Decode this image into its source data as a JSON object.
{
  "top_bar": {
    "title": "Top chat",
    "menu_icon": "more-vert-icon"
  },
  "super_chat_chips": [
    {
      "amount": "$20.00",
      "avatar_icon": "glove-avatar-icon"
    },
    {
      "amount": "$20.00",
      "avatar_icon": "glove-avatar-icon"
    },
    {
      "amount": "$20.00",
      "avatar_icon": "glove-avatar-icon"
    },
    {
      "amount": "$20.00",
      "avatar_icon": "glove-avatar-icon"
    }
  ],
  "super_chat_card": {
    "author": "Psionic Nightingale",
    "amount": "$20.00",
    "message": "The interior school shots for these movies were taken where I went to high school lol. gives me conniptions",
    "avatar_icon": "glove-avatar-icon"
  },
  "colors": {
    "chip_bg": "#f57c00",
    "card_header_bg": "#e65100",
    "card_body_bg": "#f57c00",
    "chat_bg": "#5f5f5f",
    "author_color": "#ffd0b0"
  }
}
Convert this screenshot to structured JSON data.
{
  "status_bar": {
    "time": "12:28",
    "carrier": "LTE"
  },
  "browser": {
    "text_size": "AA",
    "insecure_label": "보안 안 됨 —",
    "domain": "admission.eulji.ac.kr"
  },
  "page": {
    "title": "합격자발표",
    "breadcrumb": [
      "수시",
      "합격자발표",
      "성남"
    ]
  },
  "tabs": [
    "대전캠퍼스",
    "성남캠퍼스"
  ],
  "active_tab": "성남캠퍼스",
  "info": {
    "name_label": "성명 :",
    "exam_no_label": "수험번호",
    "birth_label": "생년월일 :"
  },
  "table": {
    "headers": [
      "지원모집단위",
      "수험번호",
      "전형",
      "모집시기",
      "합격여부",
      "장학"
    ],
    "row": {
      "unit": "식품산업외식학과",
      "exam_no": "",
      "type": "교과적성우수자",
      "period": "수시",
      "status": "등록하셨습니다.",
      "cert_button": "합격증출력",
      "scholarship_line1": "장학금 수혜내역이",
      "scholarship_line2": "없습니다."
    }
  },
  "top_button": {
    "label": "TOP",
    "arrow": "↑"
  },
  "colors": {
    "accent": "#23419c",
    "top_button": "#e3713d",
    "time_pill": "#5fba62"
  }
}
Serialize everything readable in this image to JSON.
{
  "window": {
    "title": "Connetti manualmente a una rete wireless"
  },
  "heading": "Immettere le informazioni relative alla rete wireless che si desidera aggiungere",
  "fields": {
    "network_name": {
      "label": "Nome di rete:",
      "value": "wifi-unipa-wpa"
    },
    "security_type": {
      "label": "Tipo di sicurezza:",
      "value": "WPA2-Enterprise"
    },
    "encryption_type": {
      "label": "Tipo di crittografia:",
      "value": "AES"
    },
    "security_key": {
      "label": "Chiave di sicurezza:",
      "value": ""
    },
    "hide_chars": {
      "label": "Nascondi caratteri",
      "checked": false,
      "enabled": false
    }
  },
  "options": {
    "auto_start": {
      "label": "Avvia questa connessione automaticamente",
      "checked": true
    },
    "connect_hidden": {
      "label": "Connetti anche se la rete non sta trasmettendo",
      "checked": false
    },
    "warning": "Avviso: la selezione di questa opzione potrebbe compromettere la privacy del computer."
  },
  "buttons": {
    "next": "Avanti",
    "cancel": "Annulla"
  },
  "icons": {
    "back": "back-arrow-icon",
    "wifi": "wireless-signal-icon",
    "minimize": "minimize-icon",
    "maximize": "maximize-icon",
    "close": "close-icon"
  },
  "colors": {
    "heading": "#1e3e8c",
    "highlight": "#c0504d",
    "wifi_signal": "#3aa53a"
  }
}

•••••

• [What this task involves] Reproduce the material precisely, including every line.

• [Solution]
Decode this image into its source data as a JSON object.
{
  "top_bar": {
    "title": "Top chat",
    "menu_icon": "more-vert-icon"
  },
  "super_chat_chips": [
    {
      "amount": "$20.00",
      "avatar_icon": "glove-avatar-icon"
    },
    {
      "amount": "$20.00",
      "avatar_icon": "glove-avatar-icon"
    },
    {
      "amount": "$20.00",
      "avatar_icon": "glove-avatar-icon"
    },
    {
      "amount": "$20.00",
      "avatar_icon": "glove-avatar-icon"
    }
  ],
  "super_chat_card": {
    "author": "Psionic Nightingale",
    "amount": "$20.00",
    "message": "The interior school shots for these movies were taken where I went to high school lol. gives me conniptions",
    "avatar_icon": "glove-avatar-icon"
  },
  "colors": {
    "chip_bg": "#f57c00",
    "card_header_bg": "#e65100",
    "card_body_bg": "#f57c00",
    "chat_bg": "#5f5f5f",
    "author_color": "#ffd0b0"
  }
}
Convert this screenshot to structured JSON data.
{
  "status_bar": {
    "time": "12:28",
    "carrier": "LTE"
  },
  "browser": {
    "text_size": "AA",
    "insecure_label": "보안 안 됨 —",
    "domain": "admission.eulji.ac.kr"
  },
  "page": {
    "title": "합격자발표",
    "breadcrumb": [
      "수시",
      "합격자발표",
      "성남"
    ]
  },
  "tabs": [
    "대전캠퍼스",
    "성남캠퍼스"
  ],
  "active_tab": "성남캠퍼스",
  "info": {
    "name_label": "성명 :",
    "exam_no_label": "수험번호",
    "birth_label": "생년월일 :"
  },
  "table": {
    "headers": [
      "지원모집단위",
      "수험번호",
      "전형",
      "모집시기",
      "합격여부",
      "장학"
    ],
    "row": {
      "unit": "식품산업외식학과",
      "exam_no": "",
      "type": "교과적성우수자",
      "period": "수시",
      "status": "등록하셨습니다.",
      "cert_button": "합격증출력",
      "scholarship_line1": "장학금 수혜내역이",
      "scholarship_line2": "없습니다."
    }
  },
  "top_button": {
    "label": "TOP",
    "arrow": "↑"
  },
  "colors": {
    "accent": "#23419c",
    "top_button": "#e3713d",
    "time_pill": "#5fba62"
  }
}
Serialize everything readable in this image to JSON.
{
  "window": {
    "title": "Connetti manualmente a una rete wireless"
  },
  "heading": "Immettere le informazioni relative alla rete wireless che si desidera aggiungere",
  "fields": {
    "network_name": {
      "label": "Nome di rete:",
      "value": "wifi-unipa-wpa"
    },
    "security_type": {
      "label": "Tipo di sicurezza:",
      "value": "WPA2-Enterprise"
    },
    "encryption_type": {
      "label": "Tipo di crittografia:",
      "value": "AES"
    },
    "security_key": {
      "label": "Chiave di sicurezza:",
      "value": ""
    },
    "hide_chars": {
      "label": "Nascondi caratteri",
      "checked": false,
      "enabled": false
    }
  },
  "options": {
    "auto_start": {
      "label": "Avvia questa connessione automaticamente",
      "checked": true
    },
    "connect_hidden": {
      "label": "Connetti anche se la rete non sta trasmettendo",
      "checked": false
    },
    "warning": "Avviso: la selezione di questa opzione potrebbe compromettere la privacy del computer."
  },
  "buttons": {
    "next": "Avanti",
    "cancel": "Annulla"
  },
  "icons": {
    "back": "back-arrow-icon",
    "wifi": "wireless-signal-icon",
    "minimize": "minimize-icon",
    "maximize": "maximize-icon",
    "close": "close-icon"
  },
  "colors": {
    "heading": "#1e3e8c",
    "highlight": "#c0504d",
    "wifi_signal": "#3aa53a"
  }
}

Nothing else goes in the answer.